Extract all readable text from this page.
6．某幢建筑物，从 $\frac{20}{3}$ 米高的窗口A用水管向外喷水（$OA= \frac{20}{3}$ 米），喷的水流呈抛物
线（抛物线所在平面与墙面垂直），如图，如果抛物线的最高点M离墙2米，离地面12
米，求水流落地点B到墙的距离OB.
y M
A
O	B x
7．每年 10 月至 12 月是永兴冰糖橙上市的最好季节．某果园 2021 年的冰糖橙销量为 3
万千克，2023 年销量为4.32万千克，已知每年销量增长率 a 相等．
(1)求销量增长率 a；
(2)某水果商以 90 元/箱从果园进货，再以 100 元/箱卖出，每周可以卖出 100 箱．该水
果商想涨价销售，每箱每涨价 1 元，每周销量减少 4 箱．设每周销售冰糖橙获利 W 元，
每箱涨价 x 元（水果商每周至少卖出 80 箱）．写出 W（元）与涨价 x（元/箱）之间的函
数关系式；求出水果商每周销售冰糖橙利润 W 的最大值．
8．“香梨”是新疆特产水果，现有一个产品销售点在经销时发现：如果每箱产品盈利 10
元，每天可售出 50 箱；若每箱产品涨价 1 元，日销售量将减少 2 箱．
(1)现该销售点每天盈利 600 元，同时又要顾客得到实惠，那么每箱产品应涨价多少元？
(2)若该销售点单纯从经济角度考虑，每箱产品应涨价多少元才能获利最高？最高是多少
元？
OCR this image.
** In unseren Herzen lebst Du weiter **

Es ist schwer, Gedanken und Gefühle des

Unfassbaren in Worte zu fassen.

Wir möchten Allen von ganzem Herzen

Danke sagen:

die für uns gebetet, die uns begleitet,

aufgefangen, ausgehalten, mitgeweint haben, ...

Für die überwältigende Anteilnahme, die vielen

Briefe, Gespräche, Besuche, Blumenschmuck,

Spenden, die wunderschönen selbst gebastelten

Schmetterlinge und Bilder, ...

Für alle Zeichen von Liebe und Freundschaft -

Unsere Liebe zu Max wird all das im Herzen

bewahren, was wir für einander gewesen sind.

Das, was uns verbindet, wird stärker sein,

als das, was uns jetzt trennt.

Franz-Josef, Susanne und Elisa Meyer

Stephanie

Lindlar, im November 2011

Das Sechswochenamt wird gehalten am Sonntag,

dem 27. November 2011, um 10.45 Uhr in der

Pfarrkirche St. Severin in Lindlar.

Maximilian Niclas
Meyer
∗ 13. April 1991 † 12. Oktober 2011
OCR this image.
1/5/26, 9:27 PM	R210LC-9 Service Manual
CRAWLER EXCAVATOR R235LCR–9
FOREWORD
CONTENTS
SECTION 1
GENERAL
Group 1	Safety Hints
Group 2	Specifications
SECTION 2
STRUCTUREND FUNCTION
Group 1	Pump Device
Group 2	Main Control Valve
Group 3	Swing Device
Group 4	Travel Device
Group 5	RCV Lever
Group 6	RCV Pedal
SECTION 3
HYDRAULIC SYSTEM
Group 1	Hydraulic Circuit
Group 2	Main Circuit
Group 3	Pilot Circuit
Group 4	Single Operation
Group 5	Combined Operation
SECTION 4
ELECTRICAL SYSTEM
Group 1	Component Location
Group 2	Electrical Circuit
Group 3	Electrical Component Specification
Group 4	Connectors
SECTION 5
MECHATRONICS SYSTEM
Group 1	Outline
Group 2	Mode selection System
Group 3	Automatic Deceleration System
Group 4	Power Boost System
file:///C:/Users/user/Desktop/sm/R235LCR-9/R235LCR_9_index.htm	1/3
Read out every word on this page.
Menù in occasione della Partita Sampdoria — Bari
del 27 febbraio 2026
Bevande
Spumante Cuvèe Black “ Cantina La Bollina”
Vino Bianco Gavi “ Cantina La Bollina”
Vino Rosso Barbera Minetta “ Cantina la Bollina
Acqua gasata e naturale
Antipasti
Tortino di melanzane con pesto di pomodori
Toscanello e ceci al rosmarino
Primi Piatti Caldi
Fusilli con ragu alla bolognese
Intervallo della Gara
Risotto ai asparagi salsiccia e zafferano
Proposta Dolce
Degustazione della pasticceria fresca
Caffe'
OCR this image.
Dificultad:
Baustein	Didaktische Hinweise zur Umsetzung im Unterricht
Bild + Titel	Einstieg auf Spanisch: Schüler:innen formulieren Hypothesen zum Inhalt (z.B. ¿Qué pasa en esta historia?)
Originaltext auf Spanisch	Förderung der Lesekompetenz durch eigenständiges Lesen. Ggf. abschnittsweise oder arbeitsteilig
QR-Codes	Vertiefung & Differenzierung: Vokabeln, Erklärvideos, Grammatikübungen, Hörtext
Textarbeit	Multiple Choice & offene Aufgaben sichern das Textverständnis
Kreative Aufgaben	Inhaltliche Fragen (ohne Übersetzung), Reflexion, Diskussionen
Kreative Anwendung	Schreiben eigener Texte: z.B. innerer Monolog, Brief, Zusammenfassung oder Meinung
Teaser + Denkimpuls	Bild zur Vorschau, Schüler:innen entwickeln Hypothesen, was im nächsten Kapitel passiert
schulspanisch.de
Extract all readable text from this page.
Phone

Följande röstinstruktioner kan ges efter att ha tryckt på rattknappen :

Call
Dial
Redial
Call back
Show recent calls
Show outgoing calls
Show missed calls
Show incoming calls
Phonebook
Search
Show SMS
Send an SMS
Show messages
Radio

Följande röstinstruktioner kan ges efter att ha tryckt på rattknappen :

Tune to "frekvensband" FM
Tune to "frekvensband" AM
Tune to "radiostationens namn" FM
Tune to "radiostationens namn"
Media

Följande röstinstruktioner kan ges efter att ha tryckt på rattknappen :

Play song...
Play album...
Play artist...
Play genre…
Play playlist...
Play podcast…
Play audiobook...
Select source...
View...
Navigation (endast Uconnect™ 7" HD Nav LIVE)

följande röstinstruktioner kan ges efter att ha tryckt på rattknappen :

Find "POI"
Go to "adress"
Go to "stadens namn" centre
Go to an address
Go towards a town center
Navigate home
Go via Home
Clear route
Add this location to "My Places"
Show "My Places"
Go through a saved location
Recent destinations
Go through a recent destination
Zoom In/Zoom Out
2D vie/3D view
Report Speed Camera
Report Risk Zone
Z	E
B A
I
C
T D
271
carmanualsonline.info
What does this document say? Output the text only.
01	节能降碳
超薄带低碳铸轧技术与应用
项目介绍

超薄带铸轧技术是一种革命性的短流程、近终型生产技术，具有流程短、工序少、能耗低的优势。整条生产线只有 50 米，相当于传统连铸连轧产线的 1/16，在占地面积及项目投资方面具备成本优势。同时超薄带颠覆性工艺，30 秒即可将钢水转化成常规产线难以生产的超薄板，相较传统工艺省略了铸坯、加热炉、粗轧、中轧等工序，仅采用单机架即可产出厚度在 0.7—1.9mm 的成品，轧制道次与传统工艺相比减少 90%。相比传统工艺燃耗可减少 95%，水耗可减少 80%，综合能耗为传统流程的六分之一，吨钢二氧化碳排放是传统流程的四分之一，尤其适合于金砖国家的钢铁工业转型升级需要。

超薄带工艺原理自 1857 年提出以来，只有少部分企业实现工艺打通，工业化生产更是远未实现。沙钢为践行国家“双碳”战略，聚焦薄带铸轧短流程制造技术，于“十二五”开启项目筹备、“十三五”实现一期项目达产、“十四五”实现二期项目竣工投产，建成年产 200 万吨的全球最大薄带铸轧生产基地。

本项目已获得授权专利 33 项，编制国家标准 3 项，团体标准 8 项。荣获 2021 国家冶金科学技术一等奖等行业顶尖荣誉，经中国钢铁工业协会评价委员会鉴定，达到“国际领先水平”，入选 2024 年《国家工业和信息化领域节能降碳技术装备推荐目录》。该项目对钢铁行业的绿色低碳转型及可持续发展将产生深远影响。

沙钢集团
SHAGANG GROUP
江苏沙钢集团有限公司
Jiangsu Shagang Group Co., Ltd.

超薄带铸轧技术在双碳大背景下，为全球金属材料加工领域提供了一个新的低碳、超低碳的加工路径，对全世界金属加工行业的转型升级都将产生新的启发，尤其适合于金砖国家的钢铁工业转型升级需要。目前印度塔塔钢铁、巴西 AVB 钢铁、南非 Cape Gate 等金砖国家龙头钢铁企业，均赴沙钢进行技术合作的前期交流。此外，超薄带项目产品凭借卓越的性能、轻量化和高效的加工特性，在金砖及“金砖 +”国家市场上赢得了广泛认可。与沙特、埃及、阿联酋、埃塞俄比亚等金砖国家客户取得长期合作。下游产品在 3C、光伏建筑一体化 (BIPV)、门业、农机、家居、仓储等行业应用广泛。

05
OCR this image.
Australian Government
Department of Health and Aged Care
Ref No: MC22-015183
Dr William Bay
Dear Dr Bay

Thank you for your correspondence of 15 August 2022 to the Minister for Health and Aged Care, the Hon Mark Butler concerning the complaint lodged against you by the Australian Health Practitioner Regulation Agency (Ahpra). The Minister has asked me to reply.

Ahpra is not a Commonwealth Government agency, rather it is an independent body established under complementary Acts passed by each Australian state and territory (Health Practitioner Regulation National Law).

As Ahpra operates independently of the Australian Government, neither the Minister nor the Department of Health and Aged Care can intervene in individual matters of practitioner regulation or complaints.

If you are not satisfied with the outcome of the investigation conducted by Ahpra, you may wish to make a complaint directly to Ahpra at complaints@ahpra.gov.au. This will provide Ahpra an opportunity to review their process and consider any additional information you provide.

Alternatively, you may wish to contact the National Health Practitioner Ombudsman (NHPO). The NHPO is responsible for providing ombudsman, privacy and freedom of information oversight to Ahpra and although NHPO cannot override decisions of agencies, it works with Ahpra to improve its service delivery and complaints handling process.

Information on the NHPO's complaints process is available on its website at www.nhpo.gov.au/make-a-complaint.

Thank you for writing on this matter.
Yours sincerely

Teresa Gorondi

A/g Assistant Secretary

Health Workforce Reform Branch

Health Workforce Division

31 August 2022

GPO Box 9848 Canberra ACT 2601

^^^^^^^^

* _What you will do_: From the listing above, return each line with the word "frekvensband".

* _Answer to this task_:
Tune to "frekvensband" FM
Tune to "frekvensband" AM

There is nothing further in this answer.